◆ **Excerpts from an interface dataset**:
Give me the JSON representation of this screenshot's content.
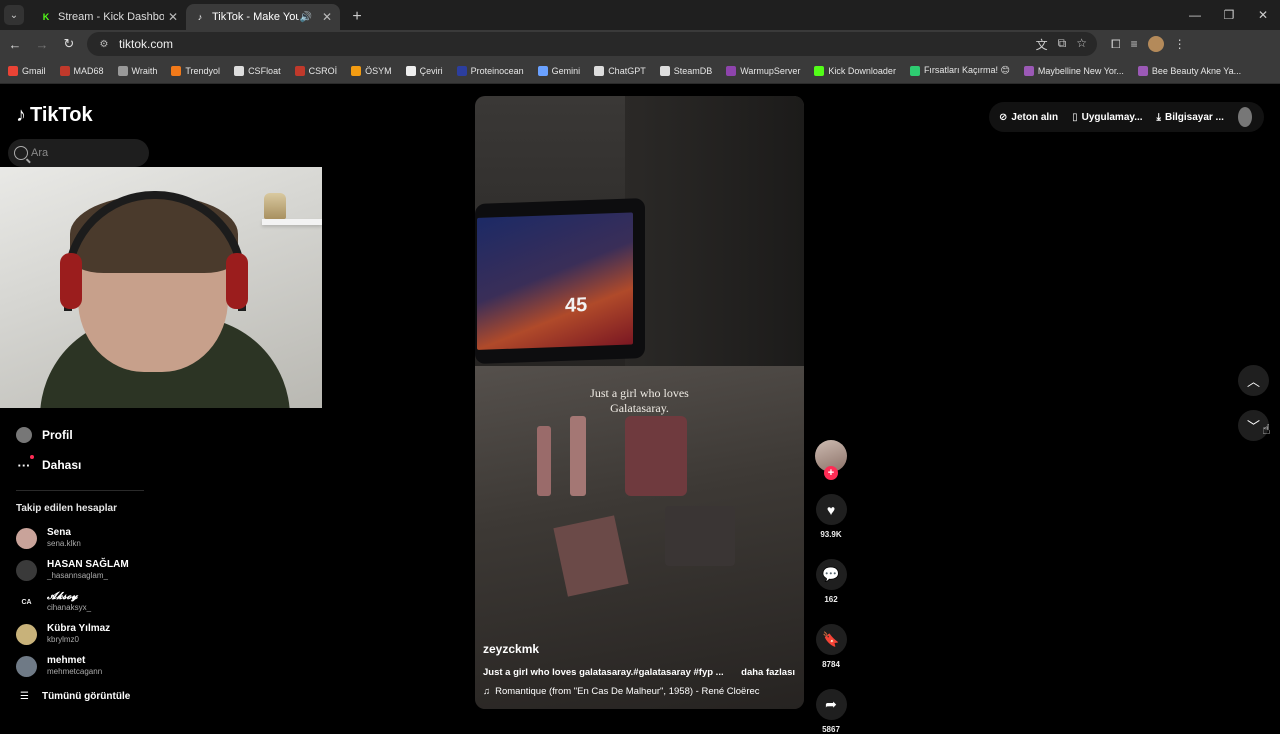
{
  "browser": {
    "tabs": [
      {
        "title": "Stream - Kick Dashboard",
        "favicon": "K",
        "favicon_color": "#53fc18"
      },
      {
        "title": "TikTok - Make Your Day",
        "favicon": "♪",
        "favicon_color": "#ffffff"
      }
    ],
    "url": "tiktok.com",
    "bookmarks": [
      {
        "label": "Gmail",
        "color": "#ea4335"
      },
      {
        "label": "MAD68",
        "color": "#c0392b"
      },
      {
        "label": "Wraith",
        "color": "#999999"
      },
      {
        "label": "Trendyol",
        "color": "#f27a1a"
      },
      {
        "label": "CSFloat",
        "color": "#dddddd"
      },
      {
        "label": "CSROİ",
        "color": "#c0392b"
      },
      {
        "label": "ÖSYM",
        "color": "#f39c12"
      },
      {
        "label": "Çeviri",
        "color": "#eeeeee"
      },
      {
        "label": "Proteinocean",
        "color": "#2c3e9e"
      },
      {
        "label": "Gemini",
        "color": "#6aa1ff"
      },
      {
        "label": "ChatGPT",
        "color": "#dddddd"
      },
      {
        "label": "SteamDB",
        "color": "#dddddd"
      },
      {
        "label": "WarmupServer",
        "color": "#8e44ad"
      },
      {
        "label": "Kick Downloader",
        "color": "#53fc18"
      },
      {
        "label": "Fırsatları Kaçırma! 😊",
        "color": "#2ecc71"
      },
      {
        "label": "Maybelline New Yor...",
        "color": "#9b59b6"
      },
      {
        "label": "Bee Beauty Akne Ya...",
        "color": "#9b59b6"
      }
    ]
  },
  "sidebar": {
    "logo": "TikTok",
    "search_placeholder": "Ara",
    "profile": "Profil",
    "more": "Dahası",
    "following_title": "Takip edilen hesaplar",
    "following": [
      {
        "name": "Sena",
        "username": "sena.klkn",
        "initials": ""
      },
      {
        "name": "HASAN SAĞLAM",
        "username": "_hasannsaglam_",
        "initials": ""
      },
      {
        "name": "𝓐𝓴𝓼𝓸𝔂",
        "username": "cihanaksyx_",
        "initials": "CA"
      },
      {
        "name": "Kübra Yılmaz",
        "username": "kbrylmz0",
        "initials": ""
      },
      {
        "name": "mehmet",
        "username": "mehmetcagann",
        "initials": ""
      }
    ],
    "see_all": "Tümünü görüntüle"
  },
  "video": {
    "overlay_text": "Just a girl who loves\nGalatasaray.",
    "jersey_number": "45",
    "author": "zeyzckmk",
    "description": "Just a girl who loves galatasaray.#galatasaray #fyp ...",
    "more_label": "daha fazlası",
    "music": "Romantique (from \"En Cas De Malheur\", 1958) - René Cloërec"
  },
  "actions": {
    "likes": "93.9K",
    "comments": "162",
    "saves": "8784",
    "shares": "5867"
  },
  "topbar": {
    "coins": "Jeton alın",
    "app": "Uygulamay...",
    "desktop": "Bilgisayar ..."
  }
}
...
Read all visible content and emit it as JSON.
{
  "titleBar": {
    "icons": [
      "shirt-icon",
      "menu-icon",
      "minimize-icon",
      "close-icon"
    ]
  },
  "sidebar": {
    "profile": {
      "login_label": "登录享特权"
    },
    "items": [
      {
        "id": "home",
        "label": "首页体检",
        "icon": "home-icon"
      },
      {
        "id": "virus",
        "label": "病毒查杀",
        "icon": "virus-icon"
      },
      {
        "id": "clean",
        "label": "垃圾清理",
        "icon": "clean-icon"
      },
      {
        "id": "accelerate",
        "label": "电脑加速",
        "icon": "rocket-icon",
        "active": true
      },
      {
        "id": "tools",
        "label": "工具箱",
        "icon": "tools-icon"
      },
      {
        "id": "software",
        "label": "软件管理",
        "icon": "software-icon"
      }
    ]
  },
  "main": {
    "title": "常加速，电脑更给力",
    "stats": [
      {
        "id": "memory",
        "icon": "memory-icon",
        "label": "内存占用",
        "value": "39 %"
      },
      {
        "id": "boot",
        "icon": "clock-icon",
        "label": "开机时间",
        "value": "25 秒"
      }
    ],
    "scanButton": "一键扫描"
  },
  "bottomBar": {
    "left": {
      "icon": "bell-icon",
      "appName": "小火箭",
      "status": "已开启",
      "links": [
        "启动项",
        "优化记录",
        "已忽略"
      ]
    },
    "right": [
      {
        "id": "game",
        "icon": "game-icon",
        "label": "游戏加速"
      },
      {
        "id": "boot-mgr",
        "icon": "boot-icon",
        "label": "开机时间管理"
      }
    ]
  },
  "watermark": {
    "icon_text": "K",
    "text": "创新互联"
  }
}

◆ **Task statement**: The expected answer is a copy of each line in the records that holds the word "JSON".

◆ **Task solution**:
Give me the JSON representation of this screenshot's content.
Read all visible content and emit it as JSON.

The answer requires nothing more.